TASK TO CARRY OUT: Gather every line holding the string "FRUHE".

GIVEN DATA:
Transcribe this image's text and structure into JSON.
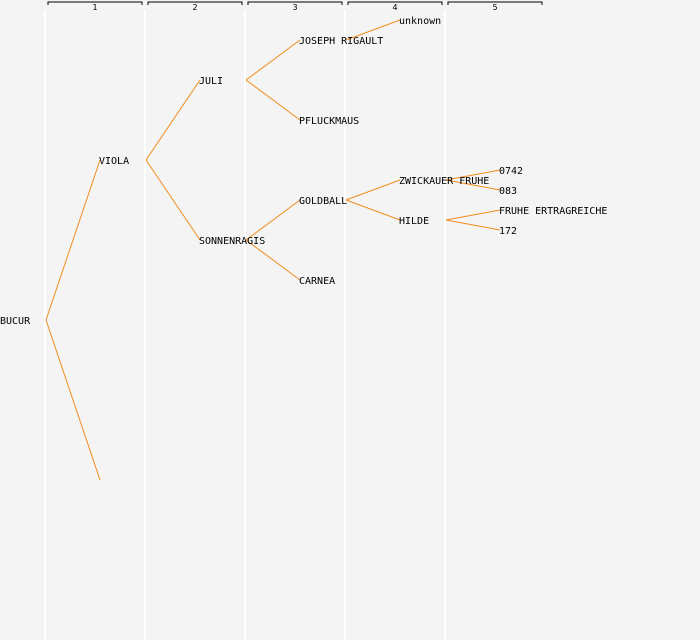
{
  "generations": [
    "1",
    "2",
    "3",
    "4",
    "5"
  ],
  "colors": {
    "line": "#f08c1e",
    "column_divider": "#ffffff",
    "background": "#f4f4f4"
  },
  "tree": {
    "name": "BUCUR",
    "children": [
      {
        "name": "VIOLA",
        "children": [
          {
            "name": "JULI",
            "children": [
              {
                "name": "JOSEPH RIGAULT",
                "children": [
                  {
                    "name": "unknown"
                  },
                  null
                ]
              },
              {
                "name": "PFLUCKMAUS"
              }
            ]
          },
          {
            "name": "SONNENRAGIS",
            "children": [
              {
                "name": "GOLDBALL",
                "children": [
                  {
                    "name": "ZWICKAUER FRUHE",
                    "children": [
                      {
                        "name": "0742"
                      },
                      {
                        "name": "083"
                      }
                    ]
                  },
                  {
                    "name": "HILDE",
                    "children": [
                      {
                        "name": "FRUHE ERTRAGREICHE"
                      },
                      {
                        "name": "172"
                      }
                    ]
                  }
                ]
              },
              {
                "name": "CARNEA"
              }
            ]
          }
        ]
      },
      {
        "name": ""
      }
    ]
  }
}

ANSWER FOR THIS EXERCISE:
                    "name": "ZWICKAUER FRUHE",
                        "name": "FRUHE ERTRAGREICHE"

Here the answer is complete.